Locate the word "http" in the material, then show every line that holds it.

☆ ☆ ☆

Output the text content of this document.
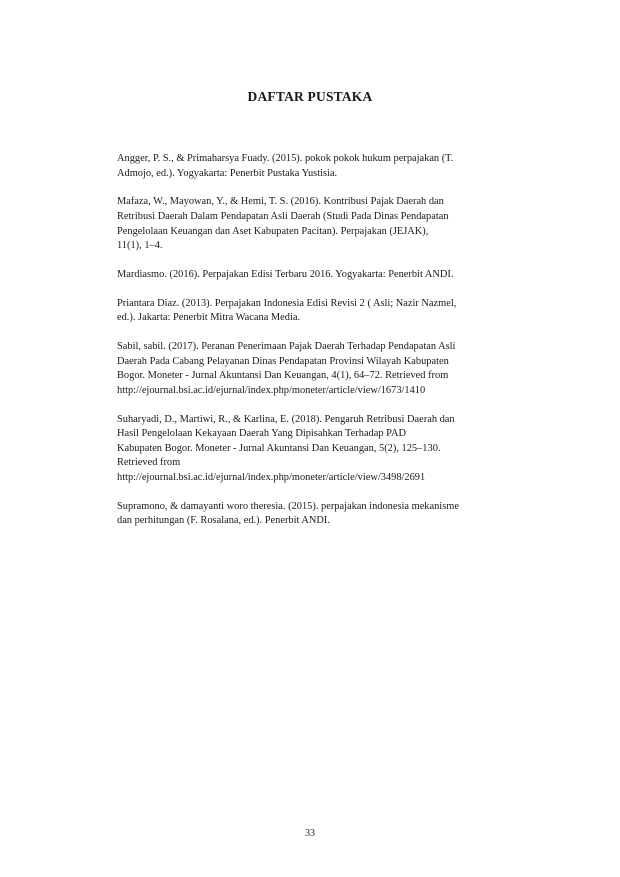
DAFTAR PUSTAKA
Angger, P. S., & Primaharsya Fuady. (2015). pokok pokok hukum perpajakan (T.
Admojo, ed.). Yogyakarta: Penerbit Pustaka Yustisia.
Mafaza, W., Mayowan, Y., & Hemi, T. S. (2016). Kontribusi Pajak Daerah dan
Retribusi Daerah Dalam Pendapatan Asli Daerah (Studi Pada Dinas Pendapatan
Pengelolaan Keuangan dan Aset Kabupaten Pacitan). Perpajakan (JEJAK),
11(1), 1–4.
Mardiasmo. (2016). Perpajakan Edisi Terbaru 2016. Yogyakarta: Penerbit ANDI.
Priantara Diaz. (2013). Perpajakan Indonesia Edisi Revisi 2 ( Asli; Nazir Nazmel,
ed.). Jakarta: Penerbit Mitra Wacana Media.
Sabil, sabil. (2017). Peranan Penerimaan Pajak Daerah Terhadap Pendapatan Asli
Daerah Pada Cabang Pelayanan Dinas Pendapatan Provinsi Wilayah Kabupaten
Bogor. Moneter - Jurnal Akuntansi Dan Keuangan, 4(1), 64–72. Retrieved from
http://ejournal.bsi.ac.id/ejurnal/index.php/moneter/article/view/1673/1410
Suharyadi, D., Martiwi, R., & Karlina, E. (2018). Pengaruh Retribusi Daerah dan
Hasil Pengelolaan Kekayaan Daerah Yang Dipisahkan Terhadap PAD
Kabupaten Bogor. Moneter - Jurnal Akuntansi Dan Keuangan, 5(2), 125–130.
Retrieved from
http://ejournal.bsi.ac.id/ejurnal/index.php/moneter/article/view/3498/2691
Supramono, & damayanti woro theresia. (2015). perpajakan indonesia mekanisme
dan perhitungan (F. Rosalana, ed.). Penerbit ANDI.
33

☆ ☆ ☆

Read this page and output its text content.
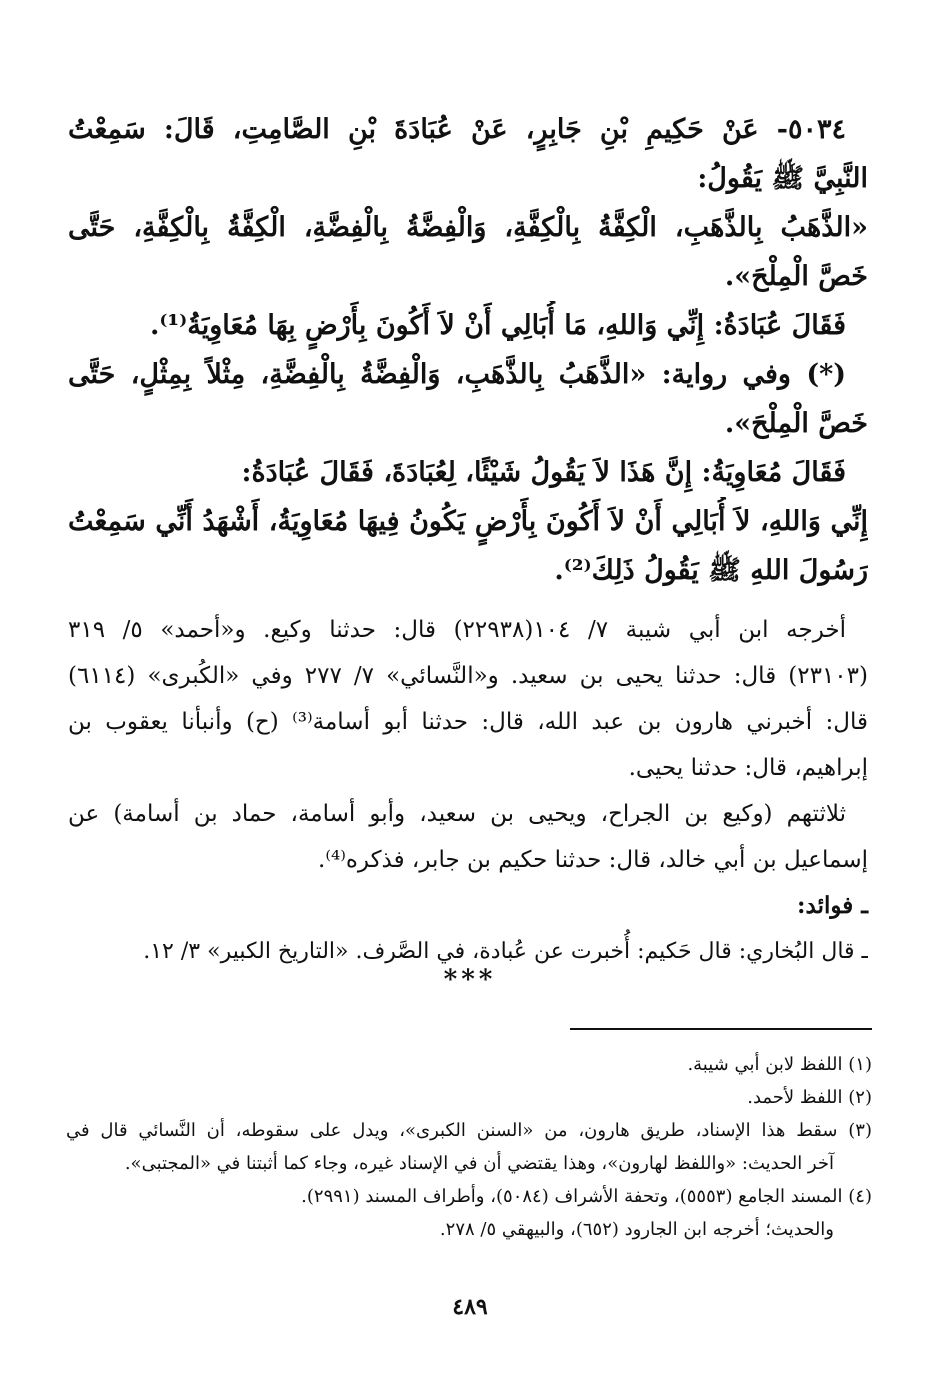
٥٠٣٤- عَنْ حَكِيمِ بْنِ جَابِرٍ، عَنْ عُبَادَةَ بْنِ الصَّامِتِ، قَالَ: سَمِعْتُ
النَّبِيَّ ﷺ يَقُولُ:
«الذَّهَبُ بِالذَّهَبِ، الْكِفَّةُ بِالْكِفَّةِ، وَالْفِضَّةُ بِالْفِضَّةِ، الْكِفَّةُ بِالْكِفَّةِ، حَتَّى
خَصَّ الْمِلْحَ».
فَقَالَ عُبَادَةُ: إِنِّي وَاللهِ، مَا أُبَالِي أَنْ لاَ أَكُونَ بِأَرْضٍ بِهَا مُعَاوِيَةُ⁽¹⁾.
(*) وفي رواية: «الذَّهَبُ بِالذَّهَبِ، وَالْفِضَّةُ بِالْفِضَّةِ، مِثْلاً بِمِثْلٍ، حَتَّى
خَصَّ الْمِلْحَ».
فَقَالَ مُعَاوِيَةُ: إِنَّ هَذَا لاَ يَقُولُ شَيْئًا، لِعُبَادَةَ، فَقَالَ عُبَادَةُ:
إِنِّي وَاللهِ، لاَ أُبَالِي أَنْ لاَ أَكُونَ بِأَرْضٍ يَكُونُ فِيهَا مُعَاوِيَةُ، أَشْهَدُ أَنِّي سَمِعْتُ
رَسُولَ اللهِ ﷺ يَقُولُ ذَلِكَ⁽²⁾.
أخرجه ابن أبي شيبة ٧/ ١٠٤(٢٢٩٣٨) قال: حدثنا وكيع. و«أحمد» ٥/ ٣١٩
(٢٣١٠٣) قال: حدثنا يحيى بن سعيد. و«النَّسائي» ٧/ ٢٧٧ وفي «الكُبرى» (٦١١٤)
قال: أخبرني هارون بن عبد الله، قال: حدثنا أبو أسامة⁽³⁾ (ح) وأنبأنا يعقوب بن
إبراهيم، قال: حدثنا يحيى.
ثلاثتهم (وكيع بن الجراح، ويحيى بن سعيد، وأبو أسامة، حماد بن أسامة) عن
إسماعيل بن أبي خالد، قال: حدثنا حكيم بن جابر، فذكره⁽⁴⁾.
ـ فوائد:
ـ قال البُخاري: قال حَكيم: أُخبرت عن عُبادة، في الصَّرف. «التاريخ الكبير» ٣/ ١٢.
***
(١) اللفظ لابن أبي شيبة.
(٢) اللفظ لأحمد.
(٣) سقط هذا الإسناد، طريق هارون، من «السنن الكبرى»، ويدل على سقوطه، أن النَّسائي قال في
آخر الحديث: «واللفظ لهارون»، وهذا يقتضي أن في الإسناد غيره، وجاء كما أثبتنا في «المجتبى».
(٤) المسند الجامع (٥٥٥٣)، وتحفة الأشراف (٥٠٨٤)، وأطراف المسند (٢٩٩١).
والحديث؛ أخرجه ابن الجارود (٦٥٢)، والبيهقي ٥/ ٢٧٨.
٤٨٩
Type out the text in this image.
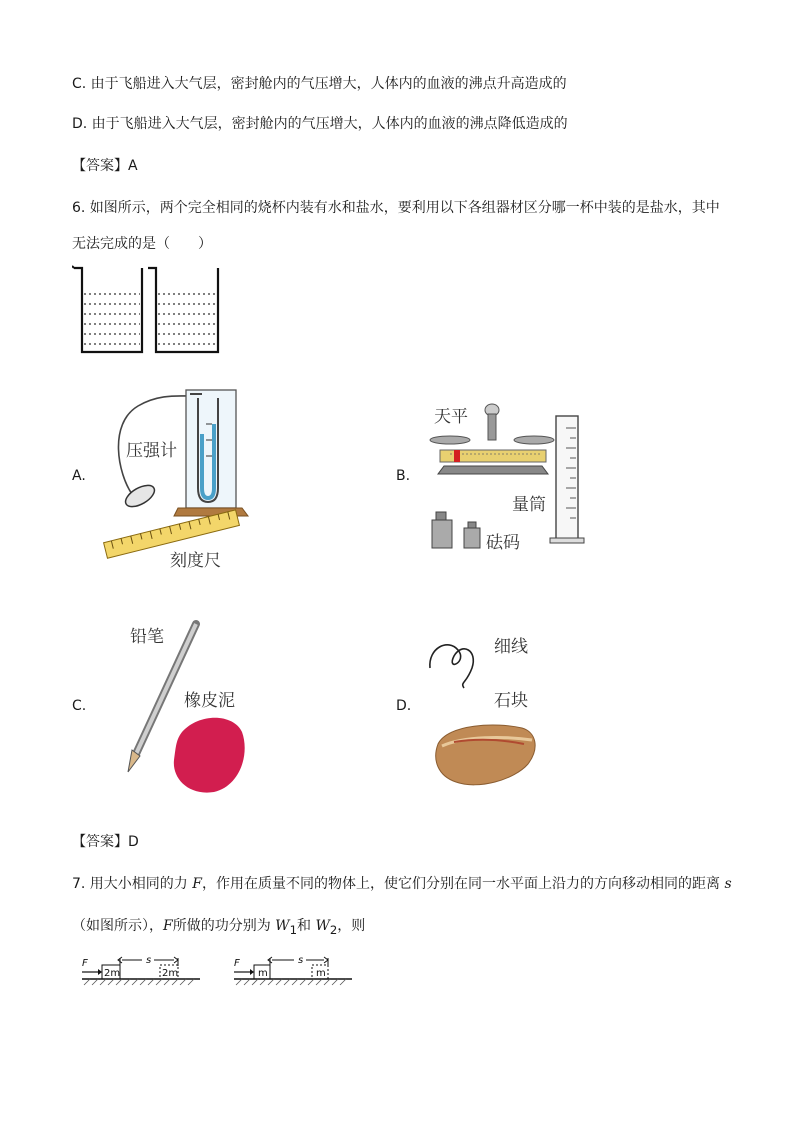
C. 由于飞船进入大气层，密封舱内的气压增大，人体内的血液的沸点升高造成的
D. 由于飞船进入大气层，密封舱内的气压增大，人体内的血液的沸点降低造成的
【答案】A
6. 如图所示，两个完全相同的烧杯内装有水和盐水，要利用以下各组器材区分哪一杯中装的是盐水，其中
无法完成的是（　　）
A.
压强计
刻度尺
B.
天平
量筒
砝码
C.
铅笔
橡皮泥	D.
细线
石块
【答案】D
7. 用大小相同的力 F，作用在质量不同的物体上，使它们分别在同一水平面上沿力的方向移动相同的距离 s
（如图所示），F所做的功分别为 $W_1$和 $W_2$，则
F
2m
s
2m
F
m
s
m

☆ ☆ ☆

● OUTPUT OF THE EXERCISE
http://ejournal.bsi.ac.id/ejurnal/index.php/moneter/article/view/1673/1410
http://ejournal.bsi.ac.id/ejurnal/index.php/moneter/article/view/3498/2691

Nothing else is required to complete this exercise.